◆ **Work to be completed**:
The listing below should be copied in full, word for word.

----------------------------------------

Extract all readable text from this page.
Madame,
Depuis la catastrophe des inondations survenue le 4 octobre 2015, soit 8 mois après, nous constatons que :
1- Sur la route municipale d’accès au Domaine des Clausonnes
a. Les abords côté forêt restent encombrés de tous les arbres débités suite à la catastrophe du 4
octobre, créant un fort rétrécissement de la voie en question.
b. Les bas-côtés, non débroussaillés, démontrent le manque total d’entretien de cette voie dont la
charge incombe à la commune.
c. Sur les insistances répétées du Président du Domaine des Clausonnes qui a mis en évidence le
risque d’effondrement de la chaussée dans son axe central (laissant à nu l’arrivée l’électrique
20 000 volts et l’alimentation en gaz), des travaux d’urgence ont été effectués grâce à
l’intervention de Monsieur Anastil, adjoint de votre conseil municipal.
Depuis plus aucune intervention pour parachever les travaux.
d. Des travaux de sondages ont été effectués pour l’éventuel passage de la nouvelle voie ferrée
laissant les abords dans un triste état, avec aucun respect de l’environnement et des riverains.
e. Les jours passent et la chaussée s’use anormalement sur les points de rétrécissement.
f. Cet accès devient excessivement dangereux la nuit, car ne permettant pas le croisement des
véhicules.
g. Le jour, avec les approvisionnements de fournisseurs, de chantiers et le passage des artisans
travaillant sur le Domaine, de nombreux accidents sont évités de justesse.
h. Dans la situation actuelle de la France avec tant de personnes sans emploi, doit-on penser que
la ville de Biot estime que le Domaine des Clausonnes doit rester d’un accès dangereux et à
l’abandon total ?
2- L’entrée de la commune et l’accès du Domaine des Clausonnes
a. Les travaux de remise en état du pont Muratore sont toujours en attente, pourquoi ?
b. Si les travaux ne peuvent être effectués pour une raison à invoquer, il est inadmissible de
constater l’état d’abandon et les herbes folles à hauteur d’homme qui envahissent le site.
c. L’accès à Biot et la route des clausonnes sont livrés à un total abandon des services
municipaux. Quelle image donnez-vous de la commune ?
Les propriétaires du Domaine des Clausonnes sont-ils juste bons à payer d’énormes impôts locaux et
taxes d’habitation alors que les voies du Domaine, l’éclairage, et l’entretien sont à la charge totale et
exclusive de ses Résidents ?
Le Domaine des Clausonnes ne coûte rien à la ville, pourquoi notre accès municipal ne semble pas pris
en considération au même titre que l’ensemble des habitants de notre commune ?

----------------------------------------

◆ **Solution to this problem**:
Extract all readable text from this page.
Madame,
Depuis la catastrophe des inondations survenue le 4 octobre 2015, soit 8 mois après, nous constatons que :
1- Sur la route municipale d’accès au Domaine des Clausonnes
a. Les abords côté forêt restent encombrés de tous les arbres débités suite à la catastrophe du 4
octobre, créant un fort rétrécissement de la voie en question.
b. Les bas-côtés, non débroussaillés, démontrent le manque total d’entretien de cette voie dont la
charge incombe à la commune.
c. Sur les insistances répétées du Président du Domaine des Clausonnes qui a mis en évidence le
risque d’effondrement de la chaussée dans son axe central (laissant à nu l’arrivée l’électrique
20 000 volts et l’alimentation en gaz), des travaux d’urgence ont été effectués grâce à
l’intervention de Monsieur Anastil, adjoint de votre conseil municipal.
Depuis plus aucune intervention pour parachever les travaux.
d. Des travaux de sondages ont été effectués pour l’éventuel passage de la nouvelle voie ferrée
laissant les abords dans un triste état, avec aucun respect de l’environnement et des riverains.
e. Les jours passent et la chaussée s’use anormalement sur les points de rétrécissement.
f. Cet accès devient excessivement dangereux la nuit, car ne permettant pas le croisement des
véhicules.
g. Le jour, avec les approvisionnements de fournisseurs, de chantiers et le passage des artisans
travaillant sur le Domaine, de nombreux accidents sont évités de justesse.
h. Dans la situation actuelle de la France avec tant de personnes sans emploi, doit-on penser que
la ville de Biot estime que le Domaine des Clausonnes doit rester d’un accès dangereux et à
l’abandon total ?
2- L’entrée de la commune et l’accès du Domaine des Clausonnes
a. Les travaux de remise en état du pont Muratore sont toujours en attente, pourquoi ?
b. Si les travaux ne peuvent être effectués pour une raison à invoquer, il est inadmissible de
constater l’état d’abandon et les herbes folles à hauteur d’homme qui envahissent le site.
c. L’accès à Biot et la route des clausonnes sont livrés à un total abandon des services
municipaux. Quelle image donnez-vous de la commune ?
Les propriétaires du Domaine des Clausonnes sont-ils juste bons à payer d’énormes impôts locaux et
taxes d’habitation alors que les voies du Domaine, l’éclairage, et l’entretien sont à la charge totale et
exclusive de ses Résidents ?
Le Domaine des Clausonnes ne coûte rien à la ville, pourquoi notre accès municipal ne semble pas pris
en considération au même titre que l’ensemble des habitants de notre commune ?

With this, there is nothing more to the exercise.